▸ **TASK OBJECTIVE**
Please report every line from the material that contains the word "text".

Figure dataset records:
----
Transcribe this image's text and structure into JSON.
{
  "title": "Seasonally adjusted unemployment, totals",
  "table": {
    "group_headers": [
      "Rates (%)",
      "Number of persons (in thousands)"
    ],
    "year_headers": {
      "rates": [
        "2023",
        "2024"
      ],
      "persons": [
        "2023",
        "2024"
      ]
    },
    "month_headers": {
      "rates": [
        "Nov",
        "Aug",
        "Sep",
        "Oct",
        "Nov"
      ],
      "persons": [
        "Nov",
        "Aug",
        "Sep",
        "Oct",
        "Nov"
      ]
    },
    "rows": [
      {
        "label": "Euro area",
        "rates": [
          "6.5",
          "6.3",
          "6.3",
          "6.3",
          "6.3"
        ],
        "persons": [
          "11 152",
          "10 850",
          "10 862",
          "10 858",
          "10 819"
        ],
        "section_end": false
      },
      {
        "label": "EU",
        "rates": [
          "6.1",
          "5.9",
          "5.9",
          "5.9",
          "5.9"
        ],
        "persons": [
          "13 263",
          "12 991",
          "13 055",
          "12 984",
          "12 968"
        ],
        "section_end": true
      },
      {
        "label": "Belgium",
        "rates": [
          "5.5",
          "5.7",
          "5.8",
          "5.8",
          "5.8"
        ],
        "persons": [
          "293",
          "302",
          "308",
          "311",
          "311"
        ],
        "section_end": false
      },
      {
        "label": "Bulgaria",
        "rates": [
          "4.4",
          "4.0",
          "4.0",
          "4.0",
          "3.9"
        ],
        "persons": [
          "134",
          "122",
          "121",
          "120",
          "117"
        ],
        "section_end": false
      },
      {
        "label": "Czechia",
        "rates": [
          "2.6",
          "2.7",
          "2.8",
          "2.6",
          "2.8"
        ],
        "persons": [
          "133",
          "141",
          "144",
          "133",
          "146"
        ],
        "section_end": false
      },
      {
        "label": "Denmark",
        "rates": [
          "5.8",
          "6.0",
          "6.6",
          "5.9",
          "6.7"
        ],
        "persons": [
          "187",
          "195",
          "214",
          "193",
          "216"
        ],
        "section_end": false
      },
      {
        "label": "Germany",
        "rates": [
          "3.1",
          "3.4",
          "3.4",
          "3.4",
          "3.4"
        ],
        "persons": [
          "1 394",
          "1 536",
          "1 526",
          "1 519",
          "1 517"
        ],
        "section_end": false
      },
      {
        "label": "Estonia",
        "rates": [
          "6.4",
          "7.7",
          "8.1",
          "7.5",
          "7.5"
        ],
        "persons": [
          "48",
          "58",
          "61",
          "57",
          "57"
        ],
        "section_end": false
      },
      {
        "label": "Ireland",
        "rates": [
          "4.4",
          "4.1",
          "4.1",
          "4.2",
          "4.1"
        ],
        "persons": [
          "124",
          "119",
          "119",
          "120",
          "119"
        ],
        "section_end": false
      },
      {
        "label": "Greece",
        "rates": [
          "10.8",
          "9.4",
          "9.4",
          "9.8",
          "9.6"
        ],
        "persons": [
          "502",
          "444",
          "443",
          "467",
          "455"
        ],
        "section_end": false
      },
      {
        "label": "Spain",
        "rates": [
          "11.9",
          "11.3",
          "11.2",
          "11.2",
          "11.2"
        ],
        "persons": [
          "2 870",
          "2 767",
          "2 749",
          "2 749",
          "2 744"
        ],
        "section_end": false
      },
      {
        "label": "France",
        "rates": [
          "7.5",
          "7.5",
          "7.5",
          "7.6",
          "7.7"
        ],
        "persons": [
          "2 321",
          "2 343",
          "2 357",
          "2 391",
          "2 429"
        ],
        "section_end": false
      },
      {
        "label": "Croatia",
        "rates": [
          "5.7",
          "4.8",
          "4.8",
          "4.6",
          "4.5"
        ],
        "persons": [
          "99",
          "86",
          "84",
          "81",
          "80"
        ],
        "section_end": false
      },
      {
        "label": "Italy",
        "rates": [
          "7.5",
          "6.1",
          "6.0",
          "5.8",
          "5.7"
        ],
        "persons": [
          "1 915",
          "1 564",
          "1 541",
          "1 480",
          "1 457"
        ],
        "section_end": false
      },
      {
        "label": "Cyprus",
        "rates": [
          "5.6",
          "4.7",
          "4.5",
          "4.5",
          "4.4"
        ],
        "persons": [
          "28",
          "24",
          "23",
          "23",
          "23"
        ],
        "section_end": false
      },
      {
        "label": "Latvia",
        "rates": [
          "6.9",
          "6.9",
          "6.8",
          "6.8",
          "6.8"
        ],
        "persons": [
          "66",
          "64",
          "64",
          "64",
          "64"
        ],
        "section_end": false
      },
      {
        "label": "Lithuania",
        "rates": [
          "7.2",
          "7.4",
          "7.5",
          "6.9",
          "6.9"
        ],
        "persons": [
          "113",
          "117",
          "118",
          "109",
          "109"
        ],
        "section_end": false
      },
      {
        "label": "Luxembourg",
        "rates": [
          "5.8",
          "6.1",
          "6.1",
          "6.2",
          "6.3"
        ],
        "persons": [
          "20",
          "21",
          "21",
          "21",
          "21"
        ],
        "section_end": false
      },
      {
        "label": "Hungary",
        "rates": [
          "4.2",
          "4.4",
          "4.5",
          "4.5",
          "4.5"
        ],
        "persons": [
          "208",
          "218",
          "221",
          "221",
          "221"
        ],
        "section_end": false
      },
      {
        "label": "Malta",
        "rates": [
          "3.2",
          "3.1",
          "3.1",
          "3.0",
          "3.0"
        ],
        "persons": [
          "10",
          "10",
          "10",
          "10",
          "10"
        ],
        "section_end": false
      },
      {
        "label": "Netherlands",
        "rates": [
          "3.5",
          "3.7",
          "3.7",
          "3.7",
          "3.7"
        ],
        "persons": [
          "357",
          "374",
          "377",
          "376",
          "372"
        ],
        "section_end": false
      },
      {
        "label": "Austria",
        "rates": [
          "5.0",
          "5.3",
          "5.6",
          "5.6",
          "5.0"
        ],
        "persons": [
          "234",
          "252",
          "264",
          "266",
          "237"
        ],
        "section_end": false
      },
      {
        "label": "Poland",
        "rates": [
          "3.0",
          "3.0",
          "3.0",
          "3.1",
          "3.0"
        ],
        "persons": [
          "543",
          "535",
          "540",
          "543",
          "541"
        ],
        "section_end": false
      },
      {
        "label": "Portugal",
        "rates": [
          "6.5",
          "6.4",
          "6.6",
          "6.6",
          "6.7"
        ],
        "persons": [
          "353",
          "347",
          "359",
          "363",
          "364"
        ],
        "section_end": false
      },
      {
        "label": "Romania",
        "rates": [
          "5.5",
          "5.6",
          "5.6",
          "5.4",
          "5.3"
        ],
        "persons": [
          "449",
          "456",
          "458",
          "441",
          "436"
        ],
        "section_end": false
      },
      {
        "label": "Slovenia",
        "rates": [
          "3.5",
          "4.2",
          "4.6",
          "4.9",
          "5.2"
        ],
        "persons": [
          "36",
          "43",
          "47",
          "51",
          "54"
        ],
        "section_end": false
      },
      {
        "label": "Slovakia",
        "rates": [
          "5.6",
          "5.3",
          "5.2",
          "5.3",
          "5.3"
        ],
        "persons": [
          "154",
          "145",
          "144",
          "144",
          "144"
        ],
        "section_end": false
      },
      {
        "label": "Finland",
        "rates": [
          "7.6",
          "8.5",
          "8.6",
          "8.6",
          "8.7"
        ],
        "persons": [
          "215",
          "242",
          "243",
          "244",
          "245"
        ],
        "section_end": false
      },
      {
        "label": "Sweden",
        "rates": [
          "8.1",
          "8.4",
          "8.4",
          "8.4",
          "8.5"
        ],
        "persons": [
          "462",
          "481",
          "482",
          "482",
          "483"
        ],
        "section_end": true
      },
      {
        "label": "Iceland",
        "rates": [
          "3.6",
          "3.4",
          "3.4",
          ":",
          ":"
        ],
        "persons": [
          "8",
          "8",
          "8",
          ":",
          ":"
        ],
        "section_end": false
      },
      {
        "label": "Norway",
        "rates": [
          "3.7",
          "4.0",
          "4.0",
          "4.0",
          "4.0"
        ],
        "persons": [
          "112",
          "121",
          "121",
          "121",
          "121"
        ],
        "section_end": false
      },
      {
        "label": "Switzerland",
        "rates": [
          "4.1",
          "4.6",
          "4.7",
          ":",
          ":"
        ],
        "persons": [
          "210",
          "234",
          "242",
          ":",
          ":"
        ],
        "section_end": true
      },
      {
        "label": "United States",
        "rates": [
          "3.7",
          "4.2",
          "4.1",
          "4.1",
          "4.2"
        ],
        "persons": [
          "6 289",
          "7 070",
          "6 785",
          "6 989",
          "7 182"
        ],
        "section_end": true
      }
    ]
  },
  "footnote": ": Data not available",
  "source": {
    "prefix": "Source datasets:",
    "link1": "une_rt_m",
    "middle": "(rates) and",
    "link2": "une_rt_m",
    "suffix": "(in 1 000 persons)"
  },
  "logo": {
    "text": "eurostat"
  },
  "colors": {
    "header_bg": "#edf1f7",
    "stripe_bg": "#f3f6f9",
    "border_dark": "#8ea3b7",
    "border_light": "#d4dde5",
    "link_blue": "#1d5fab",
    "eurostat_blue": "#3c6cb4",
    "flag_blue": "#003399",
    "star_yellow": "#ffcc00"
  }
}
----
▸ **SOLUTION FOR THIS EXERCISE**
Transcribe this image's text and structure into JSON.
    "text": "eurostat"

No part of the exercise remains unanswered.